Records for this task start
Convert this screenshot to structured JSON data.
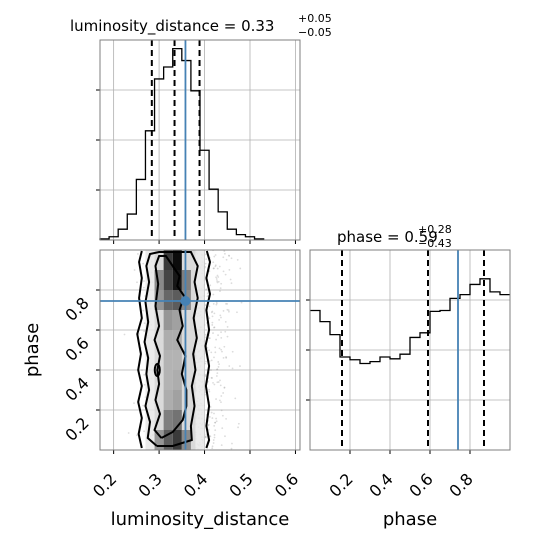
{
  "chart_data": [
    {
      "type": "histogram",
      "panel": "luminosity_distance-marginal",
      "title": {
        "param": "luminosity_distance",
        "median": "0.33",
        "plus": "+0.05",
        "minus": "−0.05"
      },
      "bins": [
        {
          "x0": 0.17,
          "x1": 0.19,
          "v": 1
        },
        {
          "x0": 0.19,
          "x1": 0.21,
          "v": 3
        },
        {
          "x0": 0.21,
          "x1": 0.23,
          "v": 10
        },
        {
          "x0": 0.23,
          "x1": 0.25,
          "v": 24
        },
        {
          "x0": 0.25,
          "x1": 0.27,
          "v": 56
        },
        {
          "x0": 0.27,
          "x1": 0.29,
          "v": 101
        },
        {
          "x0": 0.29,
          "x1": 0.31,
          "v": 149
        },
        {
          "x0": 0.31,
          "x1": 0.33,
          "v": 160
        },
        {
          "x0": 0.33,
          "x1": 0.35,
          "v": 177
        },
        {
          "x0": 0.35,
          "x1": 0.37,
          "v": 166
        },
        {
          "x0": 0.37,
          "x1": 0.39,
          "v": 138
        },
        {
          "x0": 0.39,
          "x1": 0.41,
          "v": 83
        },
        {
          "x0": 0.41,
          "x1": 0.43,
          "v": 47
        },
        {
          "x0": 0.43,
          "x1": 0.45,
          "v": 26
        },
        {
          "x0": 0.45,
          "x1": 0.47,
          "v": 10
        },
        {
          "x0": 0.47,
          "x1": 0.49,
          "v": 5
        },
        {
          "x0": 0.49,
          "x1": 0.51,
          "v": 3
        },
        {
          "x0": 0.51,
          "x1": 0.53,
          "v": 1
        }
      ],
      "ymax": 185,
      "xlim": [
        0.17,
        0.61
      ],
      "quantiles": [
        0.284,
        0.334,
        0.389
      ],
      "truth": 0.358
    },
    {
      "type": "histogram",
      "panel": "phase-marginal",
      "title": {
        "param": "phase",
        "median": "0.59",
        "plus": "+0.28",
        "minus": "−0.43"
      },
      "bins": [
        {
          "x0": 0.0,
          "x1": 0.05,
          "v": 150
        },
        {
          "x0": 0.05,
          "x1": 0.1,
          "v": 138
        },
        {
          "x0": 0.1,
          "x1": 0.15,
          "v": 124
        },
        {
          "x0": 0.15,
          "x1": 0.2,
          "v": 100
        },
        {
          "x0": 0.2,
          "x1": 0.25,
          "v": 97
        },
        {
          "x0": 0.25,
          "x1": 0.3,
          "v": 93
        },
        {
          "x0": 0.3,
          "x1": 0.35,
          "v": 95
        },
        {
          "x0": 0.35,
          "x1": 0.4,
          "v": 100
        },
        {
          "x0": 0.4,
          "x1": 0.45,
          "v": 98
        },
        {
          "x0": 0.45,
          "x1": 0.5,
          "v": 103
        },
        {
          "x0": 0.5,
          "x1": 0.55,
          "v": 121
        },
        {
          "x0": 0.55,
          "x1": 0.6,
          "v": 126
        },
        {
          "x0": 0.6,
          "x1": 0.65,
          "v": 149
        },
        {
          "x0": 0.65,
          "x1": 0.7,
          "v": 150
        },
        {
          "x0": 0.7,
          "x1": 0.75,
          "v": 163
        },
        {
          "x0": 0.75,
          "x1": 0.8,
          "v": 167
        },
        {
          "x0": 0.8,
          "x1": 0.85,
          "v": 178
        },
        {
          "x0": 0.85,
          "x1": 0.9,
          "v": 184
        },
        {
          "x0": 0.9,
          "x1": 0.95,
          "v": 170
        },
        {
          "x0": 0.95,
          "x1": 1.0,
          "v": 167
        }
      ],
      "ymax": 215,
      "xlim": [
        0.0,
        1.0
      ],
      "quantiles": [
        0.16,
        0.59,
        0.87
      ],
      "truth": 0.74
    },
    {
      "type": "scatter-density",
      "panel": "luminosity_distance-phase-joint",
      "xlim": [
        0.17,
        0.61
      ],
      "ylim": [
        0.0,
        1.0
      ],
      "truth": {
        "x": 0.358,
        "y": 0.745
      },
      "contours": [
        {
          "level": "inner",
          "left": [
            [
              0.305,
              0.06
            ],
            [
              0.29,
              0.1
            ],
            [
              0.302,
              0.18
            ],
            [
              0.292,
              0.25
            ],
            [
              0.3,
              0.33
            ],
            [
              0.296,
              0.4
            ],
            [
              0.302,
              0.47
            ],
            [
              0.29,
              0.55
            ],
            [
              0.3,
              0.62
            ],
            [
              0.292,
              0.72
            ],
            [
              0.298,
              0.83
            ],
            [
              0.292,
              0.92
            ],
            [
              0.3,
              0.97
            ]
          ],
          "right": [
            [
              0.315,
              0.97
            ],
            [
              0.33,
              0.92
            ],
            [
              0.345,
              0.87
            ],
            [
              0.34,
              0.82
            ],
            [
              0.355,
              0.77
            ],
            [
              0.345,
              0.7
            ],
            [
              0.352,
              0.62
            ],
            [
              0.34,
              0.55
            ],
            [
              0.358,
              0.47
            ],
            [
              0.35,
              0.38
            ],
            [
              0.36,
              0.3
            ],
            [
              0.36,
              0.22
            ],
            [
              0.352,
              0.15
            ],
            [
              0.33,
              0.09
            ],
            [
              0.305,
              0.06
            ]
          ]
        },
        {
          "level": "middle",
          "left": [
            [
              0.295,
              0.02
            ],
            [
              0.275,
              0.06
            ],
            [
              0.28,
              0.14
            ],
            [
              0.27,
              0.22
            ],
            [
              0.278,
              0.3
            ],
            [
              0.272,
              0.38
            ],
            [
              0.276,
              0.46
            ],
            [
              0.268,
              0.54
            ],
            [
              0.276,
              0.64
            ],
            [
              0.27,
              0.74
            ],
            [
              0.278,
              0.84
            ],
            [
              0.272,
              0.92
            ],
            [
              0.28,
              0.98
            ]
          ],
          "right": [
            [
              0.3,
              0.99
            ],
            [
              0.37,
              0.99
            ],
            [
              0.385,
              0.92
            ],
            [
              0.378,
              0.84
            ],
            [
              0.385,
              0.76
            ],
            [
              0.376,
              0.66
            ],
            [
              0.383,
              0.56
            ],
            [
              0.375,
              0.48
            ],
            [
              0.38,
              0.4
            ],
            [
              0.372,
              0.32
            ],
            [
              0.378,
              0.22
            ],
            [
              0.37,
              0.12
            ],
            [
              0.372,
              0.05
            ],
            [
              0.33,
              0.02
            ],
            [
              0.295,
              0.02
            ]
          ]
        },
        {
          "level": "outer",
          "left": [
            [
              0.262,
              0.01
            ],
            [
              0.255,
              0.08
            ],
            [
              0.262,
              0.16
            ],
            [
              0.254,
              0.24
            ],
            [
              0.262,
              0.32
            ],
            [
              0.254,
              0.4
            ],
            [
              0.26,
              0.48
            ],
            [
              0.252,
              0.58
            ],
            [
              0.262,
              0.66
            ],
            [
              0.256,
              0.76
            ],
            [
              0.262,
              0.86
            ],
            [
              0.256,
              0.94
            ],
            [
              0.262,
              0.995
            ]
          ],
          "right": [
            [
              0.405,
              0.995
            ],
            [
              0.412,
              0.94
            ],
            [
              0.404,
              0.86
            ],
            [
              0.412,
              0.78
            ],
            [
              0.404,
              0.7
            ],
            [
              0.41,
              0.6
            ],
            [
              0.402,
              0.52
            ],
            [
              0.41,
              0.42
            ],
            [
              0.403,
              0.32
            ],
            [
              0.41,
              0.22
            ],
            [
              0.404,
              0.12
            ],
            [
              0.41,
              0.05
            ],
            [
              0.404,
              0.01
            ]
          ]
        }
      ],
      "density_cells": [
        {
          "x": 0.34,
          "y": 0.95,
          "d": 0.95
        },
        {
          "x": 0.32,
          "y": 0.95,
          "d": 0.75
        },
        {
          "x": 0.34,
          "y": 0.85,
          "d": 0.9
        },
        {
          "x": 0.32,
          "y": 0.85,
          "d": 0.7
        },
        {
          "x": 0.36,
          "y": 0.85,
          "d": 0.45
        },
        {
          "x": 0.3,
          "y": 0.85,
          "d": 0.4
        },
        {
          "x": 0.34,
          "y": 0.75,
          "d": 0.6
        },
        {
          "x": 0.32,
          "y": 0.75,
          "d": 0.55
        },
        {
          "x": 0.3,
          "y": 0.75,
          "d": 0.35
        },
        {
          "x": 0.36,
          "y": 0.75,
          "d": 0.4
        },
        {
          "x": 0.32,
          "y": 0.65,
          "d": 0.35
        },
        {
          "x": 0.34,
          "y": 0.65,
          "d": 0.3
        },
        {
          "x": 0.32,
          "y": 0.55,
          "d": 0.25
        },
        {
          "x": 0.34,
          "y": 0.55,
          "d": 0.25
        },
        {
          "x": 0.32,
          "y": 0.45,
          "d": 0.22
        },
        {
          "x": 0.34,
          "y": 0.45,
          "d": 0.22
        },
        {
          "x": 0.32,
          "y": 0.35,
          "d": 0.22
        },
        {
          "x": 0.34,
          "y": 0.35,
          "d": 0.25
        },
        {
          "x": 0.32,
          "y": 0.25,
          "d": 0.25
        },
        {
          "x": 0.34,
          "y": 0.25,
          "d": 0.3
        },
        {
          "x": 0.32,
          "y": 0.15,
          "d": 0.45
        },
        {
          "x": 0.34,
          "y": 0.15,
          "d": 0.5
        },
        {
          "x": 0.34,
          "y": 0.05,
          "d": 0.75
        },
        {
          "x": 0.32,
          "y": 0.05,
          "d": 0.6
        },
        {
          "x": 0.3,
          "y": 0.05,
          "d": 0.35
        },
        {
          "x": 0.36,
          "y": 0.05,
          "d": 0.4
        }
      ]
    }
  ],
  "axes": {
    "xlabel_left": "luminosity_distance",
    "xlabel_right": "phase",
    "ylabel_left": "phase",
    "dist_ticks": [
      {
        "v": 0.2,
        "label": "0.2"
      },
      {
        "v": 0.3,
        "label": "0.3"
      },
      {
        "v": 0.4,
        "label": "0.4"
      },
      {
        "v": 0.5,
        "label": "0.5"
      },
      {
        "v": 0.6,
        "label": "0.6"
      }
    ],
    "phase_ticks": [
      {
        "v": 0.2,
        "label": "0.2"
      },
      {
        "v": 0.4,
        "label": "0.4"
      },
      {
        "v": 0.6,
        "label": "0.6"
      },
      {
        "v": 0.8,
        "label": "0.8"
      }
    ]
  },
  "colors": {
    "truth": "#4682b4",
    "contour": "#000000",
    "scatter": "#9a9a9a",
    "grid": "#b0b0b0"
  }
}
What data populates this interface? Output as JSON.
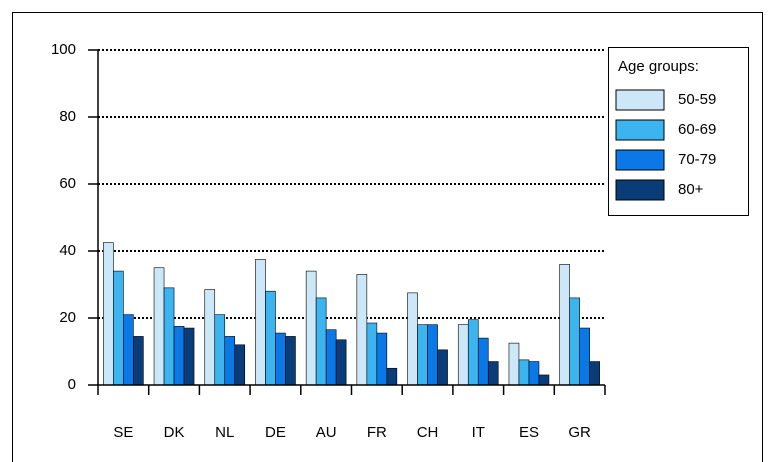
{
  "chart_data": {
    "type": "bar",
    "categories": [
      "SE",
      "DK",
      "NL",
      "DE",
      "AU",
      "FR",
      "CH",
      "IT",
      "ES",
      "GR"
    ],
    "legend_title": "Age groups:",
    "series": [
      {
        "name": "50-59",
        "color": "#cce8f8",
        "values": [
          42.5,
          35,
          28.5,
          37.5,
          34,
          33,
          27.5,
          18,
          12.5,
          36
        ]
      },
      {
        "name": "60-69",
        "color": "#3cb4f0",
        "values": [
          34,
          29,
          21,
          28,
          26,
          18.5,
          18,
          19.5,
          7.5,
          26
        ]
      },
      {
        "name": "70-79",
        "color": "#0a78e6",
        "values": [
          21,
          17.5,
          14.5,
          15.5,
          16.5,
          15.5,
          18,
          14,
          7,
          17
        ]
      },
      {
        "name": "80+",
        "color": "#0a3c78",
        "values": [
          14.5,
          17,
          12,
          14.5,
          13.5,
          5,
          10.5,
          7,
          3,
          7
        ]
      }
    ],
    "ylim": [
      0,
      100
    ],
    "yticks": [
      0,
      20,
      40,
      60,
      80,
      100
    ],
    "grid": true,
    "legend": "right"
  }
}
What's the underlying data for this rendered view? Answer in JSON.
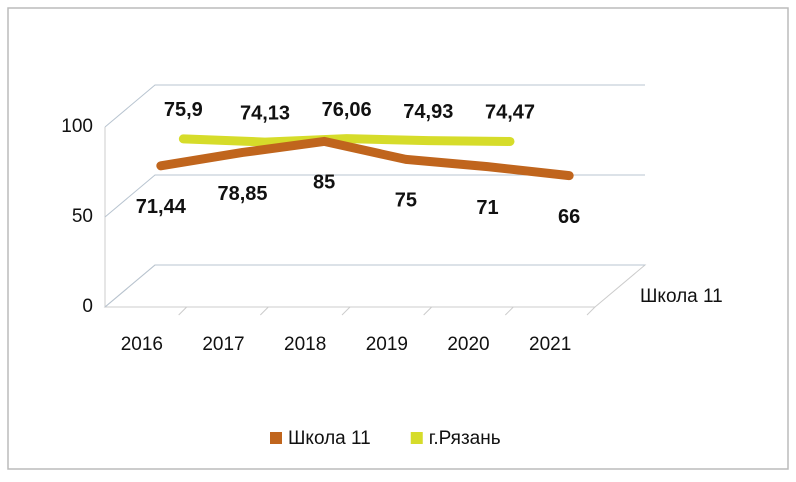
{
  "chart_data": {
    "type": "line3d",
    "categories": [
      "2016",
      "2017",
      "2018",
      "2019",
      "2020",
      "2021"
    ],
    "series": [
      {
        "name": "Школа 11",
        "color": "#c0651d",
        "values": [
          71.44,
          78.85,
          85,
          75,
          71,
          66
        ],
        "value_labels": [
          "71,44",
          "78,85",
          "85",
          "75",
          "71",
          "66"
        ]
      },
      {
        "name": "г.Рязань",
        "color": "#d6dc2a",
        "values": [
          75.9,
          74.13,
          76.06,
          74.93,
          74.47,
          null
        ],
        "value_labels": [
          "75,9",
          "74,13",
          "76,06",
          "74,93",
          "74,47",
          null
        ]
      }
    ],
    "ylim": [
      0,
      100
    ],
    "yticks": [
      0,
      50,
      100
    ],
    "grid": true,
    "series_axis_label": "Школа 11",
    "legend": "bottom"
  }
}
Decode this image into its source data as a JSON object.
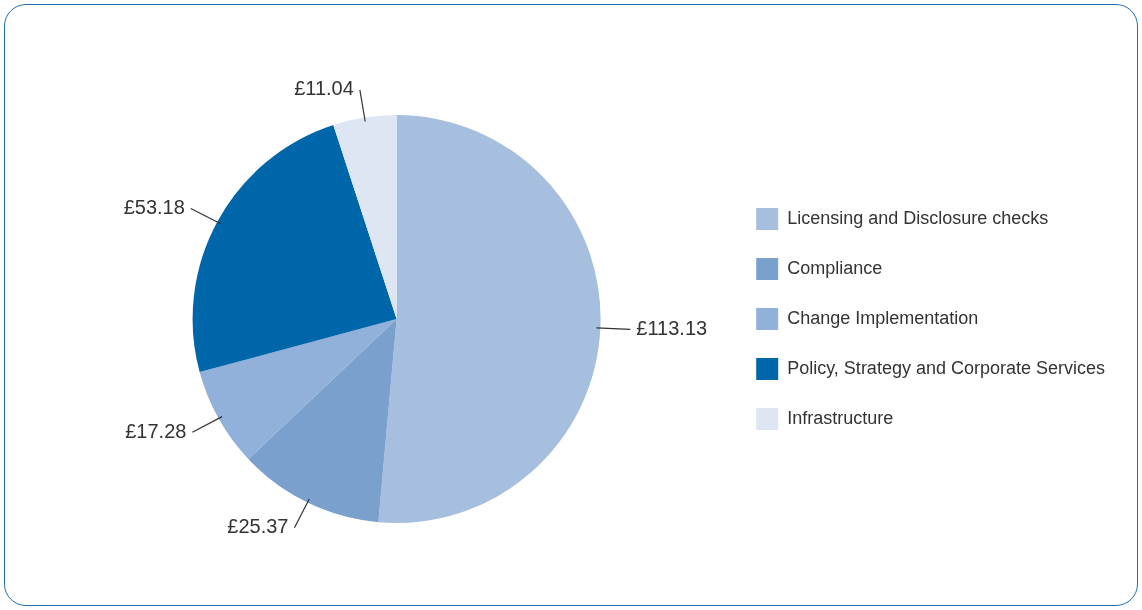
{
  "chart_data": {
    "type": "pie",
    "categories": [
      "Licensing and Disclosure checks",
      "Compliance",
      "Change Implementation",
      "Policy, Strategy and Corporate Services",
      "Infrastructure"
    ],
    "values": [
      113.13,
      25.37,
      17.28,
      53.18,
      11.04
    ],
    "value_labels": [
      "£113.13",
      "£25.37",
      "£17.28",
      "£53.18",
      "£11.04"
    ],
    "colors": [
      "#a7bfde",
      "#7aa0cd",
      "#92b1da",
      "#0066aa",
      "#dde6f2"
    ],
    "legend": "right"
  }
}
Records for this task end
## Directive
The lines to repeat start at the one holding "Decode this image" and run through the last line of the records above; write them out exactly, both ends included, but not the pictures.

## Expected output
Decode this image into its source data as a JSON object.
{
  "chart_data": {
    "type": "pie",
    "categories": [
      "Licensing and Disclosure checks",
      "Compliance",
      "Change Implementation",
      "Policy, Strategy and Corporate Services",
      "Infrastructure"
    ],
    "values": [
      113.13,
      25.37,
      17.28,
      53.18,
      11.04
    ],
    "value_labels": [
      "£113.13",
      "£25.37",
      "£17.28",
      "£53.18",
      "£11.04"
    ],
    "colors": [
      "#a7bfde",
      "#7aa0cd",
      "#92b1da",
      "#0066aa",
      "#dde6f2"
    ],
    "legend": "right"
  }
}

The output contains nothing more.